■ **What is expected**:
Reproduce every line in the listing that contains the word "swój".
━━━━━━━━━━━━━━━━━━━━━━━━━━━━━━
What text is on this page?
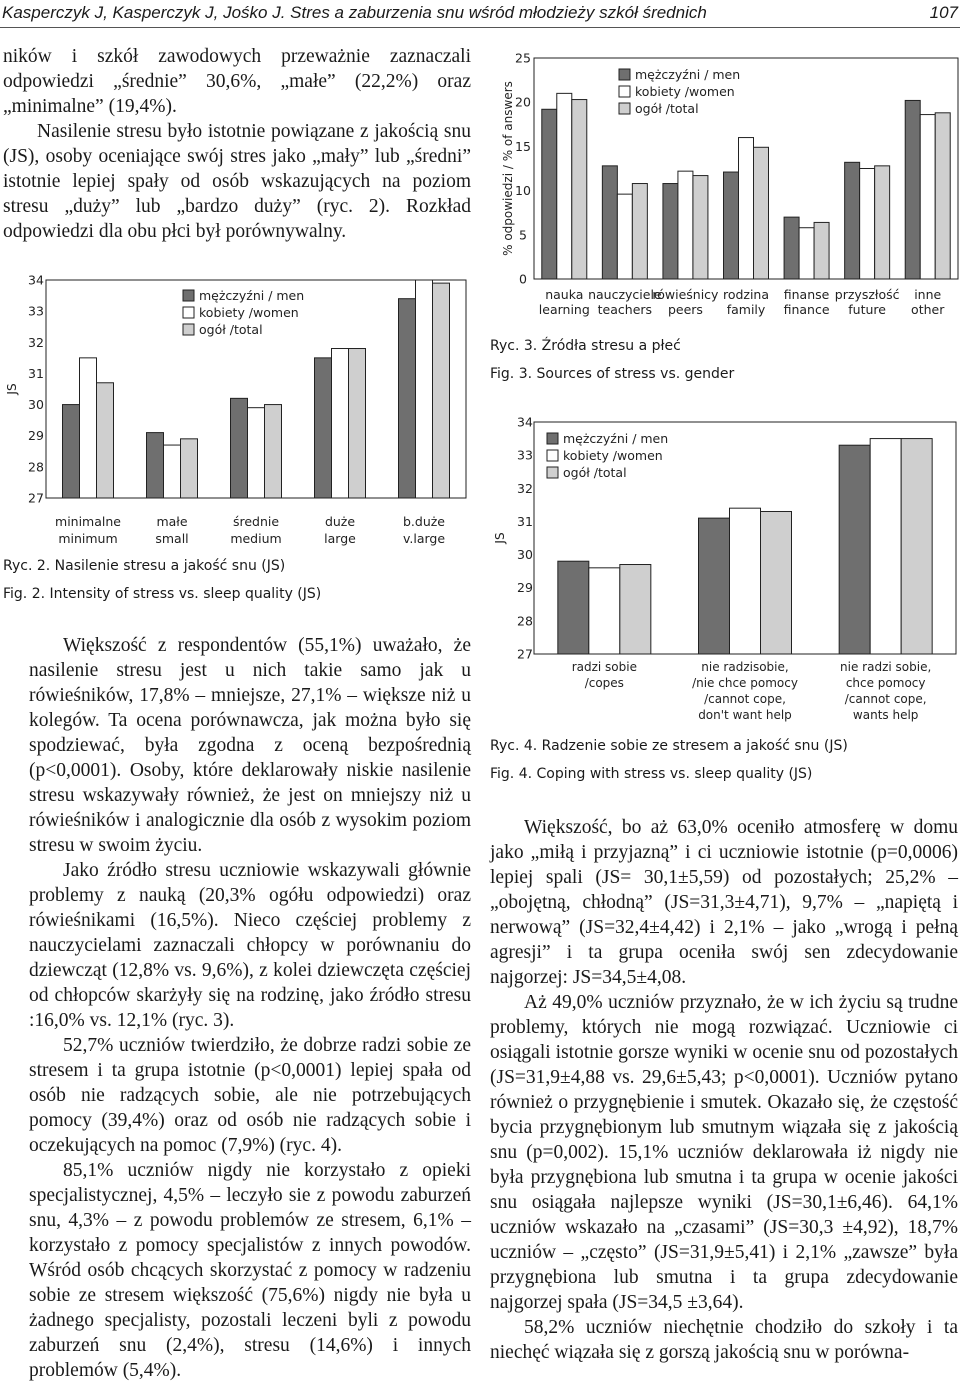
Kasperczyk J, Kasperczyk J, Jośko J. Stres a zaburzenia snu wśród młodzieży szkół średnich	107

ników i szkół zawodowych przeważnie zaznaczali odpowiedzi „średnie” 30,6%, „małe” (22,2%) oraz „minimalne” (19,4%).

Nasilenie stresu było istotnie powiązane z jakością snu (JS), osoby oceniające swój stres jako „mały” lub „średni” istotnie lepiej spały od osób wskazujących na poziom stresu „duży” lub „bardzo duży” (ryc. 2). Rozkład odpowiedzi dla obu płci był porównywalny.

JS
27
28
29
30
31
32
33
34
minimalne
minimum
małe
small
średnie
medium
duże
large
b.duże
v.large
mężczyźni / men
kobiety /women
ogół /total
Ryc. 2. Nasilenie stresu a jakość snu (JS)
Fig. 2. Intensity of stress vs. sleep quality (JS)

Większość z respondentów (55,1%) uważało, że nasilenie stresu jest u nich takie samo jak u rówieśników, 17,8% – mniejsze, 27,1% – większe niż u kolegów. Ta ocena porównawcza, jak można było się spodziewać, była zgodna z oceną bezpośrednią (p<0,0001). Osoby, które deklarowały niskie nasilenie stresu wskazywały również, że jest on mniejszy niż u rówieśników i analogicznie dla osób z wysokim poziom stresu w swoim życiu.

Jako źródło stresu uczniowie wskazywali głównie problemy z nauką (20,3% ogółu odpowiedzi) oraz rówieśnikami (16,5%). Nieco częściej problemy z nauczycielami zaznaczali chłopcy w porównaniu do dziewcząt (12,8% vs. 9,6%), z kolei dziewczęta częściej od chłopców skarżyły się na rodzinę, jako źródło stresu :16,0% vs. 12,1% (ryc. 3).

52,7% uczniów twierdziło, że dobrze radzi sobie ze stresem i ta grupa istotnie (p<0,0001) lepiej spała od osób nie radzących sobie, ale nie potrzebujących pomocy (39,4%) oraz od osób nie radzących sobie i oczekujących na pomoc (7,9%) (ryc. 4).

85,1% uczniów nigdy nie korzystało z opieki specjalistycznej, 4,5% – leczyło sie z powodu zaburzeń snu, 4,3% – z powodu problemów ze stresem, 6,1% – korzystało z pomocy specjalistów z innych powodów. Wśród osób chcących skorzystać z pomocy w radzeniu sobie ze stresem większość (75,6%) nigdy nie była u żadnego specjalisty, pozostali leczeni byli z powodu zaburzeń snu (2,4%), stresu (14,6%) i innych problemów (5,4%).

% odpowiedzi / % of answers
0
5
10
15
20
25
nauka
learning
nauczyciele
teachers
rówieśnicy
peers
rodzina
family
finanse
finance
przyszłość
future
inne
other
mężczyźni / men
kobiety /women
ogół /total
Ryc. 3. Źródła stresu a płeć
Fig. 3. Sources of stress vs. gender
JS
27
28
29
30
31
32
33
34
radzi sobie
/copes
nie radzisobie,
/nie chce pomocy
/cannot cope,
don't want help
nie radzi sobie,
chce pomocy
/cannot cope,
wants help
mężczyźni / men
kobiety /women
ogół /total
Ryc. 4. Radzenie sobie ze stresem a jakość snu (JS)
Fig. 4. Coping with stress vs. sleep quality (JS)

Większość, bo aż 63,0% oceniło atmosferę w domu jako „miłą i przyjazną” i ci uczniowie istotnie (p=0,0006) lepiej spali (JS= 30,1±5,59) od pozostałych; 25,2% – „obojętną, chłodną” (JS=31,3±4,71), 9,7% – „napiętą i nerwową” (JS=32,4±4,42) i 2,1% – jako „wrogą i pełną agresji” i ta grupa oceniła swój sen zdecydowanie najgorzej: JS=34,5±4,08.

Aż 49,0% uczniów przyznało, że w ich życiu są trudne problemy, których nie mogą rozwiązać. Uczniowie ci osiągali istotnie gorsze wyniki w ocenie snu od pozostałych (JS=31,9±4,88 vs. 29,6±5,43; p<0,0001). Uczniów pytano również o przygnębienie i smutek. Okazało się, że częstość bycia przygnębionym lub smutnym wiązała się z jakością snu (p=0,002). 15,1% uczniów deklarowała iż nigdy nie była przygnębiona lub smutna i ta grupa w ocenie jakości snu osiągała najlepsze wyniki (JS=30,1±6,46). 64,1% uczniów wskazało na „czasami” (JS=30,3 ±4,92), 18,7% uczniów – „często” (JS=31,9±5,41) i 2,1% „zawsze” była przygnębiona lub smutna i ta grupa zdecydowanie najgorzej spała (JS=34,5 ±3,64).

58,2% uczniów niechętnie chodziło do szkoły i ta niechęć wiązała się z gorszą jakością snu w porówna-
━━━━━━━━━━━━━━━━━━━━━━━━━━━━━━
■ **Result for this exercise**:
Nasilenie stresu było istotnie powiązane z jakością snu (JS), osoby oceniające swój stres jako „mały” lub „średni” istotnie lepiej spały od osób wskazujących na poziom stresu „duży” lub „bardzo duży” (ryc. 2). Rozkład odpowiedzi dla obu płci był porównywalny.
Większość, bo aż 63,0% oceniło atmosferę w domu jako „miłą i przyjazną” i ci uczniowie istotnie (p=0,0006) lepiej spali (JS= 30,1±5,59) od pozostałych; 25,2% – „obojętną, chłodną” (JS=31,3±4,71), 9,7% – „napiętą i nerwową” (JS=32,4±4,42) i 2,1% – jako „wrogą i pełną agresji” i ta grupa oceniła swój sen zdecydowanie najgorzej: JS=34,5±4,08.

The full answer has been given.